### INSTRUCTIONS FOR THE TASK
Each line that holds the word "this" should be returned.

### DATA FOR THE TASK
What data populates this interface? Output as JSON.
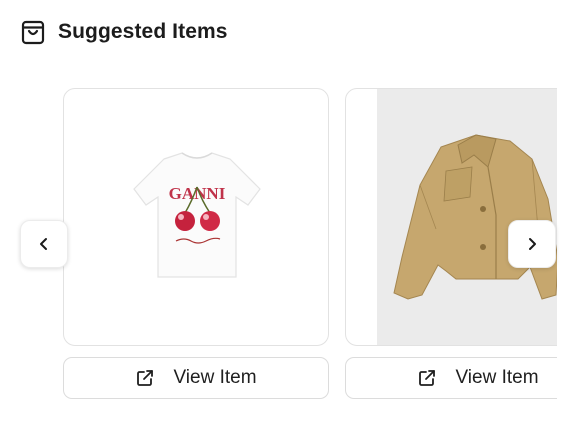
{
  "header": {
    "title": "Suggested Items",
    "icon": "shopping-bag-icon"
  },
  "carousel": {
    "prev_icon": "chevron-left-icon",
    "next_icon": "chevron-right-icon",
    "items": [
      {
        "image_icon": "t-shirt-icon",
        "button_label": "View Item",
        "button_icon": "external-link-icon"
      },
      {
        "image_icon": "jacket-icon",
        "button_label": "View Item",
        "button_icon": "external-link-icon"
      }
    ]
  }
}
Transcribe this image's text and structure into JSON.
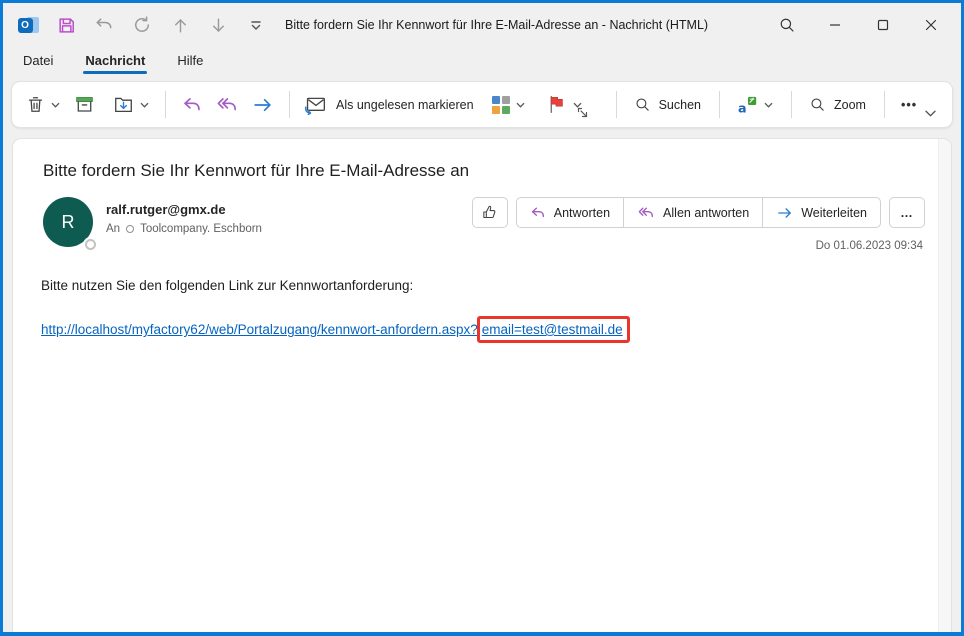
{
  "titlebar": {
    "title": "Bitte fordern Sie Ihr Kennwort für Ihre E-Mail-Adresse an  -  Nachricht (HTML)"
  },
  "menu": {
    "items": [
      {
        "label": "Datei",
        "active": false
      },
      {
        "label": "Nachricht",
        "active": true
      },
      {
        "label": "Hilfe",
        "active": false
      }
    ]
  },
  "ribbon": {
    "mark_unread_label": "Als ungelesen markieren",
    "search_label": "Suchen",
    "zoom_label": "Zoom",
    "more_label": "•••"
  },
  "message": {
    "subject": "Bitte fordern Sie Ihr Kennwort für Ihre E-Mail-Adresse an",
    "avatar_initial": "R",
    "sender_email": "ralf.rutger@gmx.de",
    "to_label": "An",
    "recipient": "Toolcompany. Eschborn",
    "date": "Do 01.06.2023 09:34",
    "reply_label": "Antworten",
    "reply_all_label": "Allen antworten",
    "forward_label": "Weiterleiten",
    "more_label": "…",
    "body_intro": "Bitte nutzen Sie den folgenden Link zur Kennwortanforderung:",
    "link_prefix": "http://localhost/myfactory62/web/Portalzugang/kennwort-anfordern.aspx?",
    "link_highlighted": "email=test@testmail.de"
  },
  "colors": {
    "window_border": "#0b7bd7",
    "accent": "#0f6cbd",
    "link": "#0563c1",
    "highlight_box": "#e9352d",
    "avatar_bg": "#0e5c51",
    "reply_purple": "#a35bc6",
    "forward_blue": "#2b7cd3",
    "flag_red": "#e8413c",
    "category_blue": "#4a86c8",
    "category_gray": "#a0a0a0",
    "category_orange": "#f0a23c",
    "category_green": "#5fa85f"
  }
}
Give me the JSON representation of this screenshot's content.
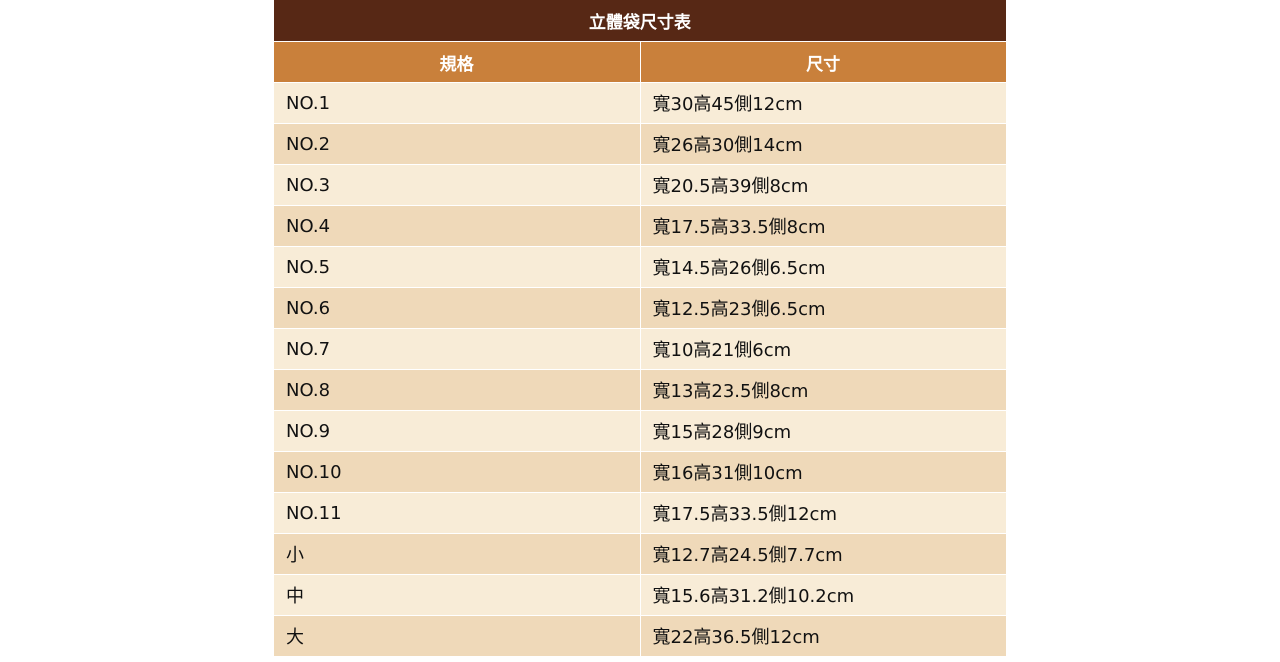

### WRITTEN ANSWER
What data populates this interface? Output as JSON.
Transcribe this image's text and structure into JSON.
Give me the JSON representation of this screenshot's content.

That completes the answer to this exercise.